# Entries with figure data
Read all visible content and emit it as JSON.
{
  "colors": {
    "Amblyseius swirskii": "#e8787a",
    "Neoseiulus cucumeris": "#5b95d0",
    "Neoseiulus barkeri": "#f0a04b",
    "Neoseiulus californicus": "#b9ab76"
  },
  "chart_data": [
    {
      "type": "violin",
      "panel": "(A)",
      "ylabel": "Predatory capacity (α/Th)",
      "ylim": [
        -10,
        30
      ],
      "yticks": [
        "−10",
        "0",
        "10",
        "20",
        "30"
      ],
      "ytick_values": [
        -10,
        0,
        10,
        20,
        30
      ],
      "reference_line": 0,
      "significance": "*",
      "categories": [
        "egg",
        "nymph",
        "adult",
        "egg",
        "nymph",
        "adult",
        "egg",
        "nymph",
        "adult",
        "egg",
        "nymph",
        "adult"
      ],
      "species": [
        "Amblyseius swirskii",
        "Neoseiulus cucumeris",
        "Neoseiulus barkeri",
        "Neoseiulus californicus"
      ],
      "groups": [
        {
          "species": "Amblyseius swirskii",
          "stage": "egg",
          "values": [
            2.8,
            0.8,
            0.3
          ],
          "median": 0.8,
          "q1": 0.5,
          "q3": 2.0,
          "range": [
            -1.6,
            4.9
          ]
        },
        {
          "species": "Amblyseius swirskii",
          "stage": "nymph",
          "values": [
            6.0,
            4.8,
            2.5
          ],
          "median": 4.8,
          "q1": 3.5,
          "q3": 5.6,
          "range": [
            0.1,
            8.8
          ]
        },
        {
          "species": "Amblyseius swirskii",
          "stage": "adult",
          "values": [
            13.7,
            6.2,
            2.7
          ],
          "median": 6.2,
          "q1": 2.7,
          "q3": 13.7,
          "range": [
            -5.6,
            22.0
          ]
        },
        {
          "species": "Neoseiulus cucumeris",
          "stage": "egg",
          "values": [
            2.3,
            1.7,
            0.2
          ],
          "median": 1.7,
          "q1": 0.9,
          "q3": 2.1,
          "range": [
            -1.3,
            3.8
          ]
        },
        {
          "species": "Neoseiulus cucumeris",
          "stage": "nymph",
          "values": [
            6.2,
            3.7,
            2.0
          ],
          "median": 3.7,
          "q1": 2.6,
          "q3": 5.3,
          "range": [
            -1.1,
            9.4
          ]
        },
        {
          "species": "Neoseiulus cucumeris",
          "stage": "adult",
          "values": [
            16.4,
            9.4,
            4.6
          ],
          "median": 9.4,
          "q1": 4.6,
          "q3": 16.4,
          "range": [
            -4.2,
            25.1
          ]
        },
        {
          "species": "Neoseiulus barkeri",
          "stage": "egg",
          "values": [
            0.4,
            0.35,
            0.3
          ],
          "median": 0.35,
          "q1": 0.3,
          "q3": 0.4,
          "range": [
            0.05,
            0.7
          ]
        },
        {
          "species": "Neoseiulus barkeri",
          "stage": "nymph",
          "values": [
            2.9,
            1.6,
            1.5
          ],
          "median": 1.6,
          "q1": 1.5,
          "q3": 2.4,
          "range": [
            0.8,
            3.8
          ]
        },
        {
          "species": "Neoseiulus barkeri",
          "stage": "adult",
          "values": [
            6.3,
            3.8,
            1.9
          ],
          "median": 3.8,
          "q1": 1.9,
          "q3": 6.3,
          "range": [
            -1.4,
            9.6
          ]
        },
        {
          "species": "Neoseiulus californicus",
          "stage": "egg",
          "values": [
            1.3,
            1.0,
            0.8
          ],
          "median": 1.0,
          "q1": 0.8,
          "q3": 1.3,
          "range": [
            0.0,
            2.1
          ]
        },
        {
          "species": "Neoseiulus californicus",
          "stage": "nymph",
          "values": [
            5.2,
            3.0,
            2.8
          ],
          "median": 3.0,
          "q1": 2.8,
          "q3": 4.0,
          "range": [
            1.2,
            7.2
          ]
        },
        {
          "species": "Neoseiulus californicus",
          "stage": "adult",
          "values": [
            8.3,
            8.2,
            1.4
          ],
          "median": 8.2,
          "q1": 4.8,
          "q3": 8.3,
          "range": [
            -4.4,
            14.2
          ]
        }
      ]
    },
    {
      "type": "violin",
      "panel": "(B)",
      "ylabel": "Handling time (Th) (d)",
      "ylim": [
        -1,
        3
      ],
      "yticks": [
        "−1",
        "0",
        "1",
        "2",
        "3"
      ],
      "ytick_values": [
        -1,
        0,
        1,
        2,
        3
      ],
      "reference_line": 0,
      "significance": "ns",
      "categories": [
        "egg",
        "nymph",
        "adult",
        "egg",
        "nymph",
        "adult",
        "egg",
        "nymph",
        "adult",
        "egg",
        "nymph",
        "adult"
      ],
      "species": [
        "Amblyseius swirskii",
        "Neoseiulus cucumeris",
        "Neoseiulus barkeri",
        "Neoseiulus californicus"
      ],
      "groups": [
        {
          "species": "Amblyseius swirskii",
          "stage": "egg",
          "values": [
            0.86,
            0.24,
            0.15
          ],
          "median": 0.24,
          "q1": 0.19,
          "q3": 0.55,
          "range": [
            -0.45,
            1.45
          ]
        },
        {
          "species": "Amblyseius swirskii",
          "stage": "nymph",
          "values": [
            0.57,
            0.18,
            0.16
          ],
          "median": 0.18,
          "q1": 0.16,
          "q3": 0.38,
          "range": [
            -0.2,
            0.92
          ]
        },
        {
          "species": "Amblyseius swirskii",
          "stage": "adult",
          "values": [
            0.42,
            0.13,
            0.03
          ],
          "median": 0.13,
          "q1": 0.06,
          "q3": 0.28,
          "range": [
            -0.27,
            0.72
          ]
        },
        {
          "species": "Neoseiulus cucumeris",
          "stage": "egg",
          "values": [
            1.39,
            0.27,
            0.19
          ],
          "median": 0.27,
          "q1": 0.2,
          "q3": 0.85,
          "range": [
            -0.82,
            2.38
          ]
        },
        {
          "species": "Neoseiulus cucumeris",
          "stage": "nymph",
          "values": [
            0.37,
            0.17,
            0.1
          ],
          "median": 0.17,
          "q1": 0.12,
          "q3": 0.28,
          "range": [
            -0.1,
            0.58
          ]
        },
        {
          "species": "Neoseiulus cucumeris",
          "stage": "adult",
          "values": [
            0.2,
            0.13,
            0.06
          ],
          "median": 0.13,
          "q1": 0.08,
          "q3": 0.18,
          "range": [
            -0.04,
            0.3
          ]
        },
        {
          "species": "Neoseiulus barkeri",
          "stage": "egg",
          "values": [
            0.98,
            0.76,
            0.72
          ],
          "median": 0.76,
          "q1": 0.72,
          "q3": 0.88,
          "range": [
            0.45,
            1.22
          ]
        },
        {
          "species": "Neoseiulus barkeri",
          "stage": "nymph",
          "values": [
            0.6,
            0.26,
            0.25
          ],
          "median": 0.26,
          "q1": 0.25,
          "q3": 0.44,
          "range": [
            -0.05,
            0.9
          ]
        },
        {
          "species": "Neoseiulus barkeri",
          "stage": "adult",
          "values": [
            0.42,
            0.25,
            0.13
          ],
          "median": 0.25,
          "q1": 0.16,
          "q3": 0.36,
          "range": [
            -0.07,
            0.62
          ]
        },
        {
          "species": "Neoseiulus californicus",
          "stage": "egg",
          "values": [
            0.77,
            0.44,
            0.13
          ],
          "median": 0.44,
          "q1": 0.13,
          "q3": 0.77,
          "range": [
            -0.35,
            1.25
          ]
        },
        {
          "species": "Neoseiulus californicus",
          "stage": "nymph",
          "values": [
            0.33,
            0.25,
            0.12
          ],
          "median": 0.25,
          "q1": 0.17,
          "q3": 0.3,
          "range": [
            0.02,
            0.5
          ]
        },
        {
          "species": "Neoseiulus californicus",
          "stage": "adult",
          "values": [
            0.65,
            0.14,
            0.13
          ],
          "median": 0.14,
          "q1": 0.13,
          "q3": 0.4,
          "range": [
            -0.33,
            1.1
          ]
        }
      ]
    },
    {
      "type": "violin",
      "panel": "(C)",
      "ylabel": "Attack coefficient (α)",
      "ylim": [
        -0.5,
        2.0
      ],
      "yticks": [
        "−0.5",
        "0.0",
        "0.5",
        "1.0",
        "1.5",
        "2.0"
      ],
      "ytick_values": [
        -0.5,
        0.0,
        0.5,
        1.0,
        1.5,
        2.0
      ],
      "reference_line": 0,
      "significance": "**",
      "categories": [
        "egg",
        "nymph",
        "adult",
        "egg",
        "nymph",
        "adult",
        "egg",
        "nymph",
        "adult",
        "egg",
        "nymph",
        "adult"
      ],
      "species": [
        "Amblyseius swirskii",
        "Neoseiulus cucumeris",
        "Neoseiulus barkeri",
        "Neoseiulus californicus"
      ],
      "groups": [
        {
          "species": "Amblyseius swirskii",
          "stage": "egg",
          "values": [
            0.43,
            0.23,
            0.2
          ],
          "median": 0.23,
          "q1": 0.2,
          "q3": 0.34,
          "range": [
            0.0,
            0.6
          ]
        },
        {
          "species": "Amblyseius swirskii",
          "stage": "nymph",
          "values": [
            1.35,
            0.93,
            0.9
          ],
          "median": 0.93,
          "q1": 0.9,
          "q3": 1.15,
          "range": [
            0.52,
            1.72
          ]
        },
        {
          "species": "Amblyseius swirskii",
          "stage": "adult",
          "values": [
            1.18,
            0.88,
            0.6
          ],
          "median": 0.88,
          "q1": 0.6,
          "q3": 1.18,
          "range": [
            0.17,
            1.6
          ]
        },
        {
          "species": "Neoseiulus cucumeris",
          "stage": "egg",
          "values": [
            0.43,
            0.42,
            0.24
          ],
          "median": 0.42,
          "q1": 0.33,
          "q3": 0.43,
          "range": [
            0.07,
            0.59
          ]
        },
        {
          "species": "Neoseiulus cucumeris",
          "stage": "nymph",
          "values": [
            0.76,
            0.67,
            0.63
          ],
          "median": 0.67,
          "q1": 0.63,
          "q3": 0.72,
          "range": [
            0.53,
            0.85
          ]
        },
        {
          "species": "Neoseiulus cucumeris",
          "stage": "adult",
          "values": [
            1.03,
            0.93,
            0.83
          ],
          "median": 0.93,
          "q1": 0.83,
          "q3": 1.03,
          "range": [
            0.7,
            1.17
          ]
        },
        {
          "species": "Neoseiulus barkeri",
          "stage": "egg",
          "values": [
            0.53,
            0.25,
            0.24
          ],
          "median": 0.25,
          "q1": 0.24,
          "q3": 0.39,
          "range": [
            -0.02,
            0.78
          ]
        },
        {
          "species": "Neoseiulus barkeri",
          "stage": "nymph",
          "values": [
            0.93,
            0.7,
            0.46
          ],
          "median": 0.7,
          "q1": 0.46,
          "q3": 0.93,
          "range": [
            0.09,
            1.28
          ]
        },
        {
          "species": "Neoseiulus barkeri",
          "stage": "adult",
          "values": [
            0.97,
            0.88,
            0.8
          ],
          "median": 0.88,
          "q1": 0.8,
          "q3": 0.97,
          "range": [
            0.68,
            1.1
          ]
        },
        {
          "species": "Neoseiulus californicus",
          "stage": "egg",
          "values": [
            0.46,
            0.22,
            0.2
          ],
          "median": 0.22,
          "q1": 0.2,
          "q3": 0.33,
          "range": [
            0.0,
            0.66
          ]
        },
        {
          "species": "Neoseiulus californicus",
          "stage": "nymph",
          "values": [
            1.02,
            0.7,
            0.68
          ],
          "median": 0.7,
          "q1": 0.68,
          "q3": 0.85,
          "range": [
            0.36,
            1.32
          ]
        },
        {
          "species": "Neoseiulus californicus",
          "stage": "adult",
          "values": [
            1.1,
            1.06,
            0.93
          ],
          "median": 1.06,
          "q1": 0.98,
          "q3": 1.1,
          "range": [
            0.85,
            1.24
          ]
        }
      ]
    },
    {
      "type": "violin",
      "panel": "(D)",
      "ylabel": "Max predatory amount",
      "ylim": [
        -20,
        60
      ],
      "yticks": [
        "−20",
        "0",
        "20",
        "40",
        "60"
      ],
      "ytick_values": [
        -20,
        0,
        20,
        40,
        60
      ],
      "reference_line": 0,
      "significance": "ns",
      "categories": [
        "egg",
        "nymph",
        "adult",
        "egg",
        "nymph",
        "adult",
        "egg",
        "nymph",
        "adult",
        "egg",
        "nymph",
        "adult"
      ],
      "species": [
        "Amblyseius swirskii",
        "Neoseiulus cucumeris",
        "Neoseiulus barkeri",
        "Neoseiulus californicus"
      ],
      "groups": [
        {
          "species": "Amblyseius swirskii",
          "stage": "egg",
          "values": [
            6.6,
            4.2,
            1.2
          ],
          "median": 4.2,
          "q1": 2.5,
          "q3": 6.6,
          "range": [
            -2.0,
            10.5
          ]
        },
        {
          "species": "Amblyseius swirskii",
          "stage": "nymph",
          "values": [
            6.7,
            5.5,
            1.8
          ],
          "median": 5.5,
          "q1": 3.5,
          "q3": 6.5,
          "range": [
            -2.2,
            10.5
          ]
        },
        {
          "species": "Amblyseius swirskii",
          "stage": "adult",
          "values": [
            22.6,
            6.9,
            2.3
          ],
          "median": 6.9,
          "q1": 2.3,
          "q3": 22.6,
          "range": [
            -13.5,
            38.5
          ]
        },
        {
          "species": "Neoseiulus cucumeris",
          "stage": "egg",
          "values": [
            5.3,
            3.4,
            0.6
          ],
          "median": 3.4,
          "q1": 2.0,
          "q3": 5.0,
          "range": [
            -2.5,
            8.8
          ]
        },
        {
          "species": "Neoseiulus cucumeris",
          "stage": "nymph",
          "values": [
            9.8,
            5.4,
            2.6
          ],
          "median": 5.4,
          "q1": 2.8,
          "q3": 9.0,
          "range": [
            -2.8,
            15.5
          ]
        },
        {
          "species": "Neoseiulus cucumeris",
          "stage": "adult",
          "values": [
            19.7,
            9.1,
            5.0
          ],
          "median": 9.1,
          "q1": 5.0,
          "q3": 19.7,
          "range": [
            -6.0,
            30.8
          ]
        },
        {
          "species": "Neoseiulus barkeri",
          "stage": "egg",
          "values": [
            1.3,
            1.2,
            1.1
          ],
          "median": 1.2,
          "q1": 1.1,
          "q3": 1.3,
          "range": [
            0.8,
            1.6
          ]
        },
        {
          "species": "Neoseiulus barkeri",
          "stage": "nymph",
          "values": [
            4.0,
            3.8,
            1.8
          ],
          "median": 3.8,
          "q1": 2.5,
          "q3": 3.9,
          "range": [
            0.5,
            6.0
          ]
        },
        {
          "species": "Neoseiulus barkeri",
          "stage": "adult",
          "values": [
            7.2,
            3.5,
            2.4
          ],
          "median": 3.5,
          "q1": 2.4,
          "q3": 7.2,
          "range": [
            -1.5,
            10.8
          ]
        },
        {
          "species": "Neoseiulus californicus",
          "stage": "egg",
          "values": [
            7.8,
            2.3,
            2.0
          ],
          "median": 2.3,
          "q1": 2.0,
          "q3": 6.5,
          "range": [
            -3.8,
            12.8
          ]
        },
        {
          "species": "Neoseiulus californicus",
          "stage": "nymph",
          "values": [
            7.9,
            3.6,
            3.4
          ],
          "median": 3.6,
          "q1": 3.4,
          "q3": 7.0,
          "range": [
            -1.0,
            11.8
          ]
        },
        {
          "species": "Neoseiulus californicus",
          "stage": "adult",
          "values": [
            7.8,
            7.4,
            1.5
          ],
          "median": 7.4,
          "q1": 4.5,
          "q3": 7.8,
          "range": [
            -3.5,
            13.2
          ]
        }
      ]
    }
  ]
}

# Set problem
Identify every line above that includes the word "significance", and show those lines.

# Solution for this task
      "significance": "*",
      "significance": "ns",
      "significance": "**",
      "significance": "ns",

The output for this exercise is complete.